- _Job_
Only the number is wanted: count the lines that include the word "CUPONS".

- _Exercise data_
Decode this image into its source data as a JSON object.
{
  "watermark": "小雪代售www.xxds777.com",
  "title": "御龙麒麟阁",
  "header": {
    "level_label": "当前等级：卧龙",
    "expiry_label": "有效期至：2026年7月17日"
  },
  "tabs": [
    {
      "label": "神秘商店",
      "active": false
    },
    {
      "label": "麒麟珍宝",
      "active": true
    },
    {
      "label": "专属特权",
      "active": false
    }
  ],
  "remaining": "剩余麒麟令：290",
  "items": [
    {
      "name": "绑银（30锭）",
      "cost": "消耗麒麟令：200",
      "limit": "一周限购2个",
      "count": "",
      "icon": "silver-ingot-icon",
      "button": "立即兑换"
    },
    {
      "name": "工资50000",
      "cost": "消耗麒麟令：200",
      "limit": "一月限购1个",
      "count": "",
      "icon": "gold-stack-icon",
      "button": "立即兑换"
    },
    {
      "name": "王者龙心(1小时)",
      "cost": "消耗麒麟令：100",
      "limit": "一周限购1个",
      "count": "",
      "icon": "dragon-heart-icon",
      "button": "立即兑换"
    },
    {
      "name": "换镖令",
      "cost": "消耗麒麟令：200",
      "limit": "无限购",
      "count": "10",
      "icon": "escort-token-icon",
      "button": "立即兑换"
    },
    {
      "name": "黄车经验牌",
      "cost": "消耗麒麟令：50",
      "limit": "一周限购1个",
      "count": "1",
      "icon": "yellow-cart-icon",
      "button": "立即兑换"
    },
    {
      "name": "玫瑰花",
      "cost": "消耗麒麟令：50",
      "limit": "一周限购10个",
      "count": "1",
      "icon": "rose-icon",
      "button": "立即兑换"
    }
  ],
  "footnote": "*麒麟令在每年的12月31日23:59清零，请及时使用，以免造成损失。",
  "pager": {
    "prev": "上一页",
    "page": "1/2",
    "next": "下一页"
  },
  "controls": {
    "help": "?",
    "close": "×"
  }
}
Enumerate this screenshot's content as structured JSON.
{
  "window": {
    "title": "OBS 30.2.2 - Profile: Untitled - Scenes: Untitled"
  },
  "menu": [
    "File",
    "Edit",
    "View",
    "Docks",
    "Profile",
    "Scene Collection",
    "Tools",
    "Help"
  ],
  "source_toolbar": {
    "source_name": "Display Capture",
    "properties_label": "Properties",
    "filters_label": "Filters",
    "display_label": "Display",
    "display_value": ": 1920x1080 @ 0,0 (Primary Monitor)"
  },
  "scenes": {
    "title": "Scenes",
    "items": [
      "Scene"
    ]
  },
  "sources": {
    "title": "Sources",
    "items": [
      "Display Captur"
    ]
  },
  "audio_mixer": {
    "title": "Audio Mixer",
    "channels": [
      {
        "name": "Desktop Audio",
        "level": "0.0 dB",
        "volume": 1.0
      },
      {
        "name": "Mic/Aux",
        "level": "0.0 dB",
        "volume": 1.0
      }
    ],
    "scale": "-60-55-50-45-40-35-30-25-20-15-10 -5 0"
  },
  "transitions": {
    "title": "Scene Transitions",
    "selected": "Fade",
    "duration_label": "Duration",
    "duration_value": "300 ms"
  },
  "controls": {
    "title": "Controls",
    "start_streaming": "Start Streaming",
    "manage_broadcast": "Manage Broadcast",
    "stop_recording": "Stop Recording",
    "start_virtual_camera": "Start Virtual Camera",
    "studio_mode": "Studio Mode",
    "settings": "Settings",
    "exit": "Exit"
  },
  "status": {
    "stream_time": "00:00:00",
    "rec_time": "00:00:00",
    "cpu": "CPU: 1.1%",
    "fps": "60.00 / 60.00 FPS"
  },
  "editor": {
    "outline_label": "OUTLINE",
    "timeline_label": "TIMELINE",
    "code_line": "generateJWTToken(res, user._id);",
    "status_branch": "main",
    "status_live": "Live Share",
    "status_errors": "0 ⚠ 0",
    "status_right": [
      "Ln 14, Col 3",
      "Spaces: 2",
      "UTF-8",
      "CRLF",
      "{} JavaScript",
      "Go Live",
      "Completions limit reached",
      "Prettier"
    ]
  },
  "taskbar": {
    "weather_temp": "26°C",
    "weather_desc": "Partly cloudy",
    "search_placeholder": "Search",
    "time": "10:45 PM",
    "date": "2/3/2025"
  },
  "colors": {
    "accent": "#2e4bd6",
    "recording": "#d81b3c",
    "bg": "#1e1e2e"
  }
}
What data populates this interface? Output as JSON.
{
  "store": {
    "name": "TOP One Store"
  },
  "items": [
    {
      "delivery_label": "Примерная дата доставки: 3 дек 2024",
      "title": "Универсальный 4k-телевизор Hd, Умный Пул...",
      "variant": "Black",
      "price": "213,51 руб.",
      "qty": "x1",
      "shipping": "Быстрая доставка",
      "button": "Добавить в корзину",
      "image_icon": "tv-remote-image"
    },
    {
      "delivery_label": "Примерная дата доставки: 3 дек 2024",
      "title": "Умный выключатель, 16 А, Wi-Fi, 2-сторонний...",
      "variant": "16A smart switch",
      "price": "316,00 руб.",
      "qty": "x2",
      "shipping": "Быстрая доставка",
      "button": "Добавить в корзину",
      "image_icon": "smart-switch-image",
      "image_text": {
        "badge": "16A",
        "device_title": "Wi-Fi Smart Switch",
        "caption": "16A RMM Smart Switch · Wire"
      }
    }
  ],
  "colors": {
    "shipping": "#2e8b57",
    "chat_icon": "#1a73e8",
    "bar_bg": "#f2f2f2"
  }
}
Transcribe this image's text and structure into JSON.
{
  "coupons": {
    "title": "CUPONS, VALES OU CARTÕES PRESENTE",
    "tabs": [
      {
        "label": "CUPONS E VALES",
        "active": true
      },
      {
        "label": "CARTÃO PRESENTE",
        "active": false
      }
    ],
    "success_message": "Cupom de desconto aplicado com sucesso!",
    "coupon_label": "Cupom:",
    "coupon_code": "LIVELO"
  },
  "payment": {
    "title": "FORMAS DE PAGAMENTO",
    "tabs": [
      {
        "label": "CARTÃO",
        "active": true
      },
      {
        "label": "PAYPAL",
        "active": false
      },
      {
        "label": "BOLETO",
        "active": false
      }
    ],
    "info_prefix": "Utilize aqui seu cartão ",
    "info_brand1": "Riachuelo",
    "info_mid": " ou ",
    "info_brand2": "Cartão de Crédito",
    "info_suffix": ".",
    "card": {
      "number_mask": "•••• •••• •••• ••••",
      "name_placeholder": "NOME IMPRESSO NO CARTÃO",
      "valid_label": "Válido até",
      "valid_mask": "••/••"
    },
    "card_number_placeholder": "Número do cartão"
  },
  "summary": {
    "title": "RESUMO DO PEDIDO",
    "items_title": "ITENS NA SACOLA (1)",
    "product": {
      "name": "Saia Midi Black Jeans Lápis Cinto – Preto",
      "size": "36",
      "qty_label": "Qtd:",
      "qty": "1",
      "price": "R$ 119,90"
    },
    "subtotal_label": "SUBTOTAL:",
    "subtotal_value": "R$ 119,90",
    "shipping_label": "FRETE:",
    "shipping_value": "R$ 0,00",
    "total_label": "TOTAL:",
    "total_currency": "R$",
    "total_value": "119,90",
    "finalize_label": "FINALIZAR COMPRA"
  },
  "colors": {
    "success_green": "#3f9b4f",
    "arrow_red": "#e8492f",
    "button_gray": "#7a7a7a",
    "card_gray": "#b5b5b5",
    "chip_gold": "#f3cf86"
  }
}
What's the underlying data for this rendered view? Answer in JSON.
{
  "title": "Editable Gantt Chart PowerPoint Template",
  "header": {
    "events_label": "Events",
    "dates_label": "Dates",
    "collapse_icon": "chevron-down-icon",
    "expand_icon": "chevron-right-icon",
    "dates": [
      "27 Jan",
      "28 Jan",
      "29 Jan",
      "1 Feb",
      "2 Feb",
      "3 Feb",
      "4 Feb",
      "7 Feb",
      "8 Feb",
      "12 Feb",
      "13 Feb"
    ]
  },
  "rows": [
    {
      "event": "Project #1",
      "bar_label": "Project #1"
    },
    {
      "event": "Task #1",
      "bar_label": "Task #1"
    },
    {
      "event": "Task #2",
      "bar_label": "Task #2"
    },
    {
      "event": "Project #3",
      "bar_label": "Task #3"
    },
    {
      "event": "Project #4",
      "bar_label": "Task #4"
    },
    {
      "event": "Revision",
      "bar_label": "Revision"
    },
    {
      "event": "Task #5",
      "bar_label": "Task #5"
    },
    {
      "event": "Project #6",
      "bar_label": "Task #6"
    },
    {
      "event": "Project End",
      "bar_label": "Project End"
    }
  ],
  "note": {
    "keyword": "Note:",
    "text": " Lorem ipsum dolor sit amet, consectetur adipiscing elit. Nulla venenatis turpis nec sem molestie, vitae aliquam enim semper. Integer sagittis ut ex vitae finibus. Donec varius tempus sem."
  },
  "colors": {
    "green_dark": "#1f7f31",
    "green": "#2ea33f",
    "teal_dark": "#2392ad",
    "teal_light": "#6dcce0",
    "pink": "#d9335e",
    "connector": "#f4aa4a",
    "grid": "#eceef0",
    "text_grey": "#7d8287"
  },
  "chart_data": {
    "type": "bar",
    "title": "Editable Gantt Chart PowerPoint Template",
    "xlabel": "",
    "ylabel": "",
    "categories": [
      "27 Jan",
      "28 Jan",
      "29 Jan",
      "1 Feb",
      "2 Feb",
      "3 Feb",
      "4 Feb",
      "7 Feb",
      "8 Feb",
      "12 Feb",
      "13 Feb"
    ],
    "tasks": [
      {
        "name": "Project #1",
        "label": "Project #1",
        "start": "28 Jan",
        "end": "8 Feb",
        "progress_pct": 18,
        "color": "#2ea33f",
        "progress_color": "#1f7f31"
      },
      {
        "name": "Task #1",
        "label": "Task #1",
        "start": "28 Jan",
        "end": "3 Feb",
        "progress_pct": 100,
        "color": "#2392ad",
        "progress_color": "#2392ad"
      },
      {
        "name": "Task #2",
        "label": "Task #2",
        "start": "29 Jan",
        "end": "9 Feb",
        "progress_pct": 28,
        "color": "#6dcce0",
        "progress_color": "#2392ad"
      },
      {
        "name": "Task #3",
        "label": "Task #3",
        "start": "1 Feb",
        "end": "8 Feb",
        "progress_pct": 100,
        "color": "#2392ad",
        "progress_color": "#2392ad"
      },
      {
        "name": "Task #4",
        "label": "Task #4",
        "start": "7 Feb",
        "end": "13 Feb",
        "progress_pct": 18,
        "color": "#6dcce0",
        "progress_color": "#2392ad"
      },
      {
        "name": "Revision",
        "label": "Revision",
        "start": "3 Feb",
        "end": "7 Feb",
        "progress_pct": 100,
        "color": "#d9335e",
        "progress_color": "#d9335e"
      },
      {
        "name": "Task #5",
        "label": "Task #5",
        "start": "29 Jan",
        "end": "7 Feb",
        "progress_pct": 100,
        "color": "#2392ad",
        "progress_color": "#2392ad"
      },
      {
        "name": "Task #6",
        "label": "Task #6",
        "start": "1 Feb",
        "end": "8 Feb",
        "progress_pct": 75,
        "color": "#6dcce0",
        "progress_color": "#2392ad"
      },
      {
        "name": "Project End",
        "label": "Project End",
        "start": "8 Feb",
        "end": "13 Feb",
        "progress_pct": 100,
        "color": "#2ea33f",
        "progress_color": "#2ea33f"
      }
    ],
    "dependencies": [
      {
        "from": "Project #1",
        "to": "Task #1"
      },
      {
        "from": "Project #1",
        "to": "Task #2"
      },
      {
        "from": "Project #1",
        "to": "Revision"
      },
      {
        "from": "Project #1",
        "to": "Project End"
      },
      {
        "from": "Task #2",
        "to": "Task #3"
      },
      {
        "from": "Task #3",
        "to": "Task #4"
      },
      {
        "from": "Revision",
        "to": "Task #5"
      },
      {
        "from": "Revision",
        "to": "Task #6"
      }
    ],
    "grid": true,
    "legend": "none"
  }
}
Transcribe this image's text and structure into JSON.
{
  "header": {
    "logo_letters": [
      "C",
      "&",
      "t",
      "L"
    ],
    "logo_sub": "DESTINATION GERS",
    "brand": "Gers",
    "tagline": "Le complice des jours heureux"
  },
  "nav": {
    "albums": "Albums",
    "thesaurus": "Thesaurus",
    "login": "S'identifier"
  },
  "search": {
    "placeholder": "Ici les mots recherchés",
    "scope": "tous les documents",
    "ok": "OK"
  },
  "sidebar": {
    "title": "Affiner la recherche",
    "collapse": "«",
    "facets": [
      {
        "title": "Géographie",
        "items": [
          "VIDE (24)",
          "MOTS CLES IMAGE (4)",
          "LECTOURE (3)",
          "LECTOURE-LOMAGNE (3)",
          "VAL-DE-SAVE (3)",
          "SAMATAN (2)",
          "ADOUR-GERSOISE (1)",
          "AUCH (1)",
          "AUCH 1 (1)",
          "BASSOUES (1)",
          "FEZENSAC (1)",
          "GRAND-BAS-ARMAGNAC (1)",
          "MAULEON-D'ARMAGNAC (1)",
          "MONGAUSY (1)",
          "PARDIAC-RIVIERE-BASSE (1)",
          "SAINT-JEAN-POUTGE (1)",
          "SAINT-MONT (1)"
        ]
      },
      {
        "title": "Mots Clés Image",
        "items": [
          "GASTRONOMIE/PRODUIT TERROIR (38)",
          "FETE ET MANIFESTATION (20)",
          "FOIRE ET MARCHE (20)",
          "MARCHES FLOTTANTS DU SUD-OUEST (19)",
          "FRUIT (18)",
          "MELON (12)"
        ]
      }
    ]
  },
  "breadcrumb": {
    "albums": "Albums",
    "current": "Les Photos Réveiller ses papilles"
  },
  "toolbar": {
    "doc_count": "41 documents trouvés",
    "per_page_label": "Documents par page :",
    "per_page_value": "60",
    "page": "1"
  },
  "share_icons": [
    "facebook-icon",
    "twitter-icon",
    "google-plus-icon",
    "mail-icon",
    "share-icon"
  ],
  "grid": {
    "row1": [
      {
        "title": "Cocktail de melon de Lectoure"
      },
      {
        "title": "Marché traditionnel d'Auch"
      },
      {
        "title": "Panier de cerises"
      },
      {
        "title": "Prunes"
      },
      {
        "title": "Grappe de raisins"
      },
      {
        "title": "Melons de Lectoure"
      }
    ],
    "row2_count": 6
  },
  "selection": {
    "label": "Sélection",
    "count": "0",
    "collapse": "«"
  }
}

- _Result of this task_
2